• **Work to complete**: Give the data again, word for word.

Collected data entries:
** BEGIN **

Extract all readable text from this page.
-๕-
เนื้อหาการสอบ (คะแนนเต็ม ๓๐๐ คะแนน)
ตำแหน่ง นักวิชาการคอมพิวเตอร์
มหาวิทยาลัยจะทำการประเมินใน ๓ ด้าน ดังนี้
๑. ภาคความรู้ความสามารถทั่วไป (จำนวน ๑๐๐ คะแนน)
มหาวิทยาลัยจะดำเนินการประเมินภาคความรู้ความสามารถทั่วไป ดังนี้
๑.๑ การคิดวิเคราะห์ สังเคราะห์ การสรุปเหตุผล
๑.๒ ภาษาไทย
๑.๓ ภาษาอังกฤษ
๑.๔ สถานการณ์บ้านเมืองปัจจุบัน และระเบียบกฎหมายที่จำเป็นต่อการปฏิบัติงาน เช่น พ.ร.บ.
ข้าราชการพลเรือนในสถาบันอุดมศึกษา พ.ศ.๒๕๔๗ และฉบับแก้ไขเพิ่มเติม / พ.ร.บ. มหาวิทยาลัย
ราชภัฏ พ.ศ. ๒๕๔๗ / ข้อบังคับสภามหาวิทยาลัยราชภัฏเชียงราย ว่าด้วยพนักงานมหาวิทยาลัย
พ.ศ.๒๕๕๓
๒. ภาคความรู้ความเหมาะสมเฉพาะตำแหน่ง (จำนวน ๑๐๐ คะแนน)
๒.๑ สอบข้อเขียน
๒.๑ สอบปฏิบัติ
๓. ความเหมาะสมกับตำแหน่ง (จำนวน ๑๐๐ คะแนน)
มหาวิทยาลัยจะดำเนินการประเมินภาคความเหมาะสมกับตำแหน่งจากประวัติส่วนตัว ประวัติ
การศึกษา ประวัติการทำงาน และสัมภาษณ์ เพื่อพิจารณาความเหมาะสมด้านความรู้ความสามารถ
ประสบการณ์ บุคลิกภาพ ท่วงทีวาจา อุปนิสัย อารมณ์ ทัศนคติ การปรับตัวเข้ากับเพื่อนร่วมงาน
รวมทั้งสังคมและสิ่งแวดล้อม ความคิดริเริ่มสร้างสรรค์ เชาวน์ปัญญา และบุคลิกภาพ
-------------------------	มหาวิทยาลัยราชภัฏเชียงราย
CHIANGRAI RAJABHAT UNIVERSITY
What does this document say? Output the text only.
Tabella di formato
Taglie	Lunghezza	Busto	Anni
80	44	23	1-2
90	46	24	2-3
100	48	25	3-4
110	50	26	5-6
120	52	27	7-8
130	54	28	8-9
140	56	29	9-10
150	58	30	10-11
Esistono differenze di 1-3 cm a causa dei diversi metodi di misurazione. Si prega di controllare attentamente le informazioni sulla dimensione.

** END **

• **Solution to this problem**:
Extract all readable text from this page.
-๕-
เนื้อหาการสอบ (คะแนนเต็ม ๓๐๐ คะแนน)
ตำแหน่ง นักวิชาการคอมพิวเตอร์
มหาวิทยาลัยจะทำการประเมินใน ๓ ด้าน ดังนี้
๑. ภาคความรู้ความสามารถทั่วไป (จำนวน ๑๐๐ คะแนน)
มหาวิทยาลัยจะดำเนินการประเมินภาคความรู้ความสามารถทั่วไป ดังนี้
๑.๑ การคิดวิเคราะห์ สังเคราะห์ การสรุปเหตุผล
๑.๒ ภาษาไทย
๑.๓ ภาษาอังกฤษ
๑.๔ สถานการณ์บ้านเมืองปัจจุบัน และระเบียบกฎหมายที่จำเป็นต่อการปฏิบัติงาน เช่น พ.ร.บ.
ข้าราชการพลเรือนในสถาบันอุดมศึกษา พ.ศ.๒๕๔๗ และฉบับแก้ไขเพิ่มเติม / พ.ร.บ. มหาวิทยาลัย
ราชภัฏ พ.ศ. ๒๕๔๗ / ข้อบังคับสภามหาวิทยาลัยราชภัฏเชียงราย ว่าด้วยพนักงานมหาวิทยาลัย
พ.ศ.๒๕๕๓
๒. ภาคความรู้ความเหมาะสมเฉพาะตำแหน่ง (จำนวน ๑๐๐ คะแนน)
๒.๑ สอบข้อเขียน
๒.๑ สอบปฏิบัติ
๓. ความเหมาะสมกับตำแหน่ง (จำนวน ๑๐๐ คะแนน)
มหาวิทยาลัยจะดำเนินการประเมินภาคความเหมาะสมกับตำแหน่งจากประวัติส่วนตัว ประวัติ
การศึกษา ประวัติการทำงาน และสัมภาษณ์ เพื่อพิจารณาความเหมาะสมด้านความรู้ความสามารถ
ประสบการณ์ บุคลิกภาพ ท่วงทีวาจา อุปนิสัย อารมณ์ ทัศนคติ การปรับตัวเข้ากับเพื่อนร่วมงาน
รวมทั้งสังคมและสิ่งแวดล้อม ความคิดริเริ่มสร้างสรรค์ เชาวน์ปัญญา และบุคลิกภาพ
-------------------------	มหาวิทยาลัยราชภัฏเชียงราย
CHIANGRAI RAJABHAT UNIVERSITY
What does this document say? Output the text only.
Tabella di formato
Taglie	Lunghezza	Busto	Anni
80	44	23	1-2
90	46	24	2-3
100	48	25	3-4
110	50	26	5-6
120	52	27	7-8
130	54	28	8-9
140	56	29	9-10
150	58	30	10-11
Esistono differenze di 1-3 cm a causa dei diversi metodi di misurazione. Si prega di controllare attentamente le informazioni sulla dimensione.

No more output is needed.